Data tied to figure images
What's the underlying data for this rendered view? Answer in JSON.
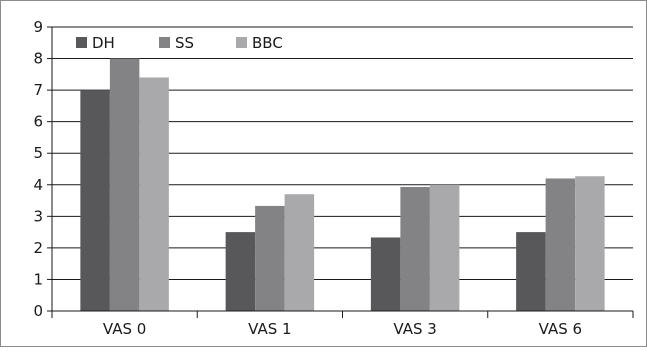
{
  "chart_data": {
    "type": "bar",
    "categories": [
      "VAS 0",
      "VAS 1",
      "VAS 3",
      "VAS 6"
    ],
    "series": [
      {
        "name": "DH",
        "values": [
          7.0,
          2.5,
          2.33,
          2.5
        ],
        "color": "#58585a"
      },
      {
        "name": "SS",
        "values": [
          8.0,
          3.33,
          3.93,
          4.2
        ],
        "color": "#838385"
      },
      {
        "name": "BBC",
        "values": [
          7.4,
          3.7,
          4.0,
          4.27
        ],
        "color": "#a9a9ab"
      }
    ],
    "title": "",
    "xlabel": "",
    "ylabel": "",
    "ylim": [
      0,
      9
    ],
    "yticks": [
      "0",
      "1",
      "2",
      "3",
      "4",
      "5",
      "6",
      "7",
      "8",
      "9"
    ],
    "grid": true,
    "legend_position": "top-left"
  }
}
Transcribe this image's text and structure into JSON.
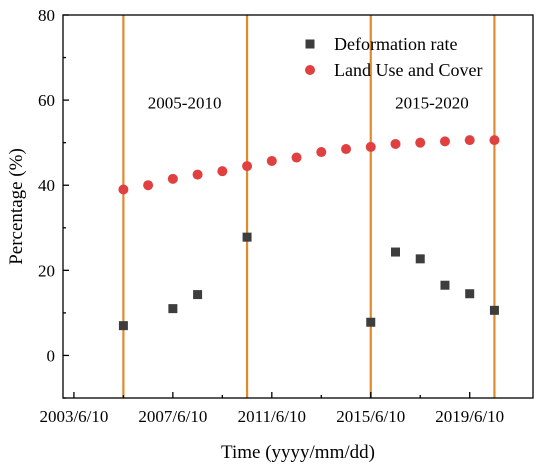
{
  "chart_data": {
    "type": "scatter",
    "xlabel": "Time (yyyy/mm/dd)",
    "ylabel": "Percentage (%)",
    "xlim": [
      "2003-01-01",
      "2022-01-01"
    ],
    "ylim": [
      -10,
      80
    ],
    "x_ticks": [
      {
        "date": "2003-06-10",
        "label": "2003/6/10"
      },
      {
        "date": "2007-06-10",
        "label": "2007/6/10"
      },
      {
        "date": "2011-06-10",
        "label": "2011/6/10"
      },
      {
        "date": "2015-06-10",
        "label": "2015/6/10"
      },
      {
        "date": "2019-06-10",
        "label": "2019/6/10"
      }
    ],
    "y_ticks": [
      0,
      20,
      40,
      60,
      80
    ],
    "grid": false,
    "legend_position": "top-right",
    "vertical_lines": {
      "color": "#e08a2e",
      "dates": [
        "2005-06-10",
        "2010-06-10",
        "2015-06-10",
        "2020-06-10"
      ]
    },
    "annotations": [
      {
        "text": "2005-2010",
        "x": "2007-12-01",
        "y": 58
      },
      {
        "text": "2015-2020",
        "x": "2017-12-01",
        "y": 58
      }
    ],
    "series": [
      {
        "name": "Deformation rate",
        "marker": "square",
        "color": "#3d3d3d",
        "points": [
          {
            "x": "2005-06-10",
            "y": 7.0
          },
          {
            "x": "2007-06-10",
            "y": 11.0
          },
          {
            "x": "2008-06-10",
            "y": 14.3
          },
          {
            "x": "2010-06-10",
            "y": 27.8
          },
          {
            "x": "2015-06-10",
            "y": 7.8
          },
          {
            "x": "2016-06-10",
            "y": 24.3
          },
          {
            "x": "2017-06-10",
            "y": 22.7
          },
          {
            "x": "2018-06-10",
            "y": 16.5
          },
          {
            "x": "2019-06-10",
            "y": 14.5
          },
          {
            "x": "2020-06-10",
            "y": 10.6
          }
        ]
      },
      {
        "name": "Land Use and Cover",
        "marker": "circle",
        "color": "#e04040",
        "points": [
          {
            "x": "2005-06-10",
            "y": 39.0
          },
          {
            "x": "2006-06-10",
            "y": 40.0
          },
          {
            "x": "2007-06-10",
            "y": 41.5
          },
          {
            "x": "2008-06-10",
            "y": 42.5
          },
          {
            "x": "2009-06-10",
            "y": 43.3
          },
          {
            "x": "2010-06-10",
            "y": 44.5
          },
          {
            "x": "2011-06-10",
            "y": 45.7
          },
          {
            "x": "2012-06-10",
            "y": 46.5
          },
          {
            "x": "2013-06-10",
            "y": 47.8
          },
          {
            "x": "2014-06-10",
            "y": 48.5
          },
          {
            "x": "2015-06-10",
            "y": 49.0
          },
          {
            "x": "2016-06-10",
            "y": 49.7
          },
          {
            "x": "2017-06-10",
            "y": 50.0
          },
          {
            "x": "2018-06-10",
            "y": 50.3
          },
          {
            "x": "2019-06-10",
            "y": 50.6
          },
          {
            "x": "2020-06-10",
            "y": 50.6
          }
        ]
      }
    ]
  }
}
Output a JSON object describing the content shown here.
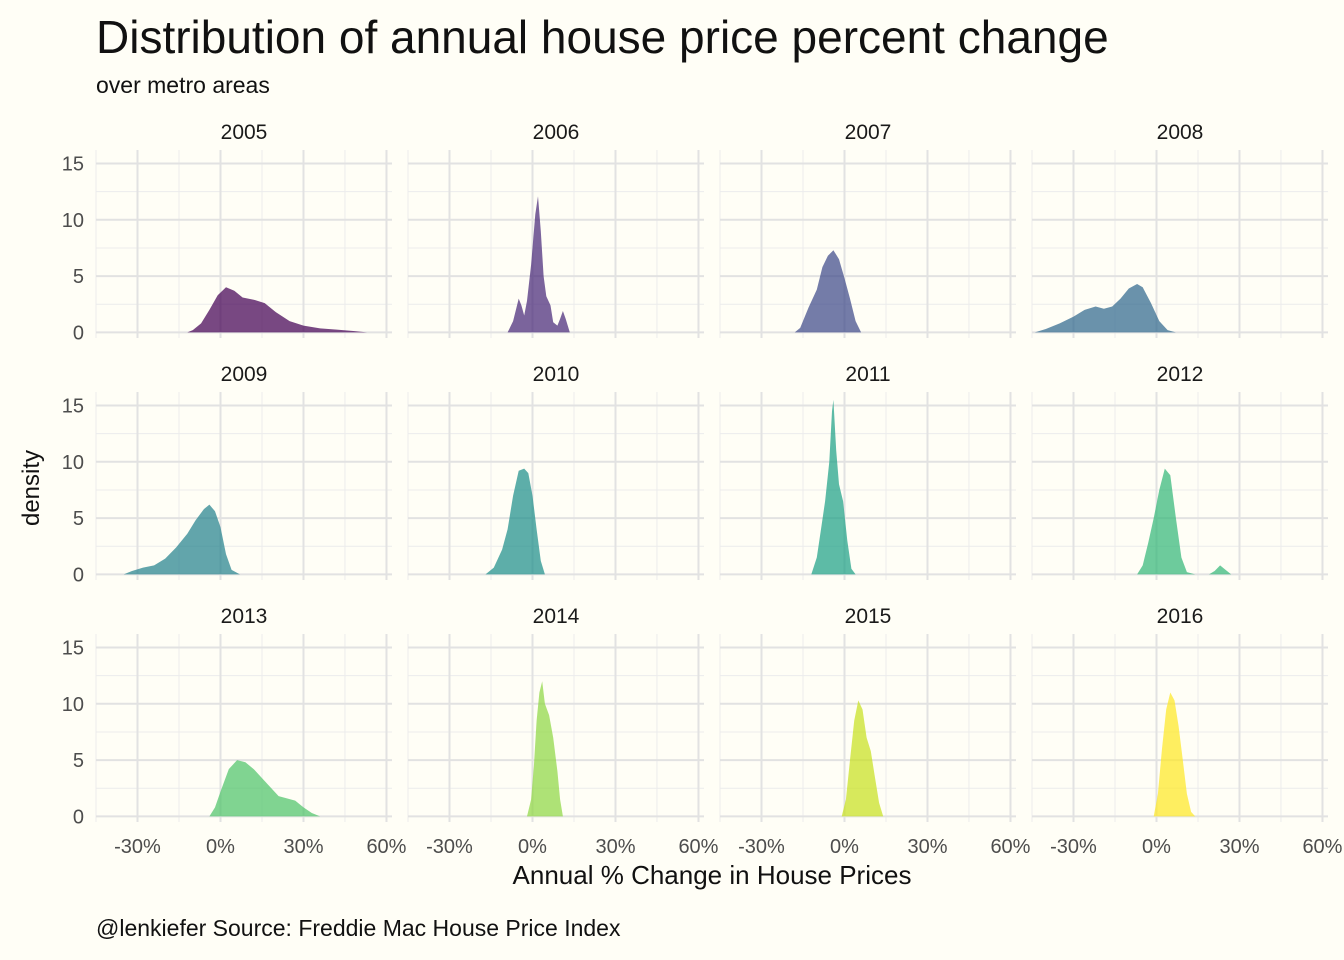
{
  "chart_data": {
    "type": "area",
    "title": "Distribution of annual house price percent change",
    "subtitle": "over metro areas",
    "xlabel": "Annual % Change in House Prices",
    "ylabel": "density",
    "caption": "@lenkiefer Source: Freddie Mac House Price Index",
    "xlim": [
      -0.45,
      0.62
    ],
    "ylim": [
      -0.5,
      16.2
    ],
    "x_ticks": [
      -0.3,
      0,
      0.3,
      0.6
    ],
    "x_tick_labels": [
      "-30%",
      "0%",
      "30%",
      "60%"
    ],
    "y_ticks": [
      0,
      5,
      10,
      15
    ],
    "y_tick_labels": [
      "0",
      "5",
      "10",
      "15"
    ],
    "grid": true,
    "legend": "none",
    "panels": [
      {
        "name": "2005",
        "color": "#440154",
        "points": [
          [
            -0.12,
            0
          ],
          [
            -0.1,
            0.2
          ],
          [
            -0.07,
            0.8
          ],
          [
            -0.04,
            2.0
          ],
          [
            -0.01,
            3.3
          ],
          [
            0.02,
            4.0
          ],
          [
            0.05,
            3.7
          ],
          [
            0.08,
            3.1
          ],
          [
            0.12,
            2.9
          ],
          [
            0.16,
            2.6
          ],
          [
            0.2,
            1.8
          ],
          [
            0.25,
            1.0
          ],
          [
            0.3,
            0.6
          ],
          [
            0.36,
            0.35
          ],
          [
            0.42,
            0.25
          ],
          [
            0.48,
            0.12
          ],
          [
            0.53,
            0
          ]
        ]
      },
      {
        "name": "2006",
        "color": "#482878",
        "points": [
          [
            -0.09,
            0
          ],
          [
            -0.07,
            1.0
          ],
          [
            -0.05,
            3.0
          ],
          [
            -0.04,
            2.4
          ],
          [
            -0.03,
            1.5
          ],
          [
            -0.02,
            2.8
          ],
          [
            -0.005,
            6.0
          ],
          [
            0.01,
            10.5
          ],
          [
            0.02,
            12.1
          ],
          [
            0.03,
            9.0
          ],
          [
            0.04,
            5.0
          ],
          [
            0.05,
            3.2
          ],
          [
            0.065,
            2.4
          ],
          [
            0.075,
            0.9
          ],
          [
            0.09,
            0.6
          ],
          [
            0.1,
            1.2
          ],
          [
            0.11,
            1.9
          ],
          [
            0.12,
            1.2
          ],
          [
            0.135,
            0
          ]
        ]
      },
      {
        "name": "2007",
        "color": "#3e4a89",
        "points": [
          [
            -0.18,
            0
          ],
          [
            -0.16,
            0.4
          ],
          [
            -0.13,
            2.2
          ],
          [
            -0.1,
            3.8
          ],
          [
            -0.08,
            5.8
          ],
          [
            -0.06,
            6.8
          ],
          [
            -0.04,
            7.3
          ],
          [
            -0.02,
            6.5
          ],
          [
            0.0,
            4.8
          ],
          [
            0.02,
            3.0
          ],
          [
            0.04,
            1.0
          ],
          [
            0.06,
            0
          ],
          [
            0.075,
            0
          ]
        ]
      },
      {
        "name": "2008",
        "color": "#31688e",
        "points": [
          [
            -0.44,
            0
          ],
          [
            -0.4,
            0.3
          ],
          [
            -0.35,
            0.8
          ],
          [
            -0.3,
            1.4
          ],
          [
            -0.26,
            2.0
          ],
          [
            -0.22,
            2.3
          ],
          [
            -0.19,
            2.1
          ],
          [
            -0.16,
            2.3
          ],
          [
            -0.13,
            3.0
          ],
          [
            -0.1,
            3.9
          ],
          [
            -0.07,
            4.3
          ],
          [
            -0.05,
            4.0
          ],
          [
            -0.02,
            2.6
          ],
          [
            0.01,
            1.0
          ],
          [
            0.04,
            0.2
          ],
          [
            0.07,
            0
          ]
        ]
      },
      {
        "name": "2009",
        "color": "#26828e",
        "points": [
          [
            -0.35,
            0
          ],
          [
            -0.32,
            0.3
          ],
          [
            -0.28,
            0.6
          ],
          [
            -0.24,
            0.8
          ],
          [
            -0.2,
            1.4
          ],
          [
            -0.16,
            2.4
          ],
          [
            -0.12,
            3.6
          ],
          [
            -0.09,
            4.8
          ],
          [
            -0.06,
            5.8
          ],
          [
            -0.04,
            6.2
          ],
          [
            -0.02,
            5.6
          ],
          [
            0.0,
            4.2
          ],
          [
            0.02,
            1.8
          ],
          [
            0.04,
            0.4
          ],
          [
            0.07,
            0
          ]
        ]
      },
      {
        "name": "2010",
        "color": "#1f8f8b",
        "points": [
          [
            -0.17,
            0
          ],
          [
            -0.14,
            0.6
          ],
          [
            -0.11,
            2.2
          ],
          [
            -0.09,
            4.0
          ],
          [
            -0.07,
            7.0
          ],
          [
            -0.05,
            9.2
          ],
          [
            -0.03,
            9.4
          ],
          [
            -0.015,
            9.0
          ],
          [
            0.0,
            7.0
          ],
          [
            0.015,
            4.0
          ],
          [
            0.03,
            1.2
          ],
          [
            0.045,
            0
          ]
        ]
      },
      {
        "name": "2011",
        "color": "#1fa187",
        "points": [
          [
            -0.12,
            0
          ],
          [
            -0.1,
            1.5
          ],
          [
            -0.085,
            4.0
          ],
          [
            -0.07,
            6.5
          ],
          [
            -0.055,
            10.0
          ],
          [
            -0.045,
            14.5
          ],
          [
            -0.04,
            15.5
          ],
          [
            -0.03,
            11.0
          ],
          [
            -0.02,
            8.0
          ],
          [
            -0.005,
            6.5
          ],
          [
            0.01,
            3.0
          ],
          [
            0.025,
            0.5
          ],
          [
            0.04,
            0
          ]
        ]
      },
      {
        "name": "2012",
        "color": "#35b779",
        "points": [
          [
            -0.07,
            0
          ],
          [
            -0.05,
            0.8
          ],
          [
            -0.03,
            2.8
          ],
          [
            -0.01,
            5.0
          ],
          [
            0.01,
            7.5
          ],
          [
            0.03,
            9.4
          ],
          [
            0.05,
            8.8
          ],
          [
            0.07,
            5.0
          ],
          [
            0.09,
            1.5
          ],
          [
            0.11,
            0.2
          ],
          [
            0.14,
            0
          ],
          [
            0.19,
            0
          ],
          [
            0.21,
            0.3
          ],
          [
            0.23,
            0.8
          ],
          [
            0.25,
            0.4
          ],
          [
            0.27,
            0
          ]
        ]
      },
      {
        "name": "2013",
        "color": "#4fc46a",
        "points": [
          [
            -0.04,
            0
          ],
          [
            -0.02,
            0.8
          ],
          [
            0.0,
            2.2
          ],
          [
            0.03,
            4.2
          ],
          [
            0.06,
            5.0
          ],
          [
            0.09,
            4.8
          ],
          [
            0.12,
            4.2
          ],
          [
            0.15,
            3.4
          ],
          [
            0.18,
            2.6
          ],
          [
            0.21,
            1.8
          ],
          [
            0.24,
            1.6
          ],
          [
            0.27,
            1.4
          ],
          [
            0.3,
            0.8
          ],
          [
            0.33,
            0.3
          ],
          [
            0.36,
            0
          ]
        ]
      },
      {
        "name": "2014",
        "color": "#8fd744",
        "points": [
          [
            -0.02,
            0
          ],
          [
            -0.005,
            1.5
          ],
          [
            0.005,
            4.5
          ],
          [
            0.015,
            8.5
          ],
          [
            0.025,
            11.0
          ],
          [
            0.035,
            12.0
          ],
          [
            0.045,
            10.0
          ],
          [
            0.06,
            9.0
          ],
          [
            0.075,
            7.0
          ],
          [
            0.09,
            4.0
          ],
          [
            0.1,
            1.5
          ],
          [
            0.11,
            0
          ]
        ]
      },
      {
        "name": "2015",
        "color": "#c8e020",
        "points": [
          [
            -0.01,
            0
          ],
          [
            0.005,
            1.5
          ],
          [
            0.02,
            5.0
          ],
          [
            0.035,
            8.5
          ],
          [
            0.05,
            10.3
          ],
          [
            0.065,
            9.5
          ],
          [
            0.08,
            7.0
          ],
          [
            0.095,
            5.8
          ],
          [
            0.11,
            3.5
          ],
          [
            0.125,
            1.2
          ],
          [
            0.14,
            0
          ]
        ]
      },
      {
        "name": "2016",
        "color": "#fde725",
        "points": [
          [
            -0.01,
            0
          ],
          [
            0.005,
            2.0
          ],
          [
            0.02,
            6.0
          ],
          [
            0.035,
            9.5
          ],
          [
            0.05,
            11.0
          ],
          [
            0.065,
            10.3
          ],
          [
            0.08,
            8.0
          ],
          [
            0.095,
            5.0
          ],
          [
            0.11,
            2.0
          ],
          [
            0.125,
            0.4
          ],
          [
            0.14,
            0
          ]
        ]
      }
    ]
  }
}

§ **Task details**
What count of lines in the listing contain the word "this"? Reply with the number only.

§ **Problem solution**
2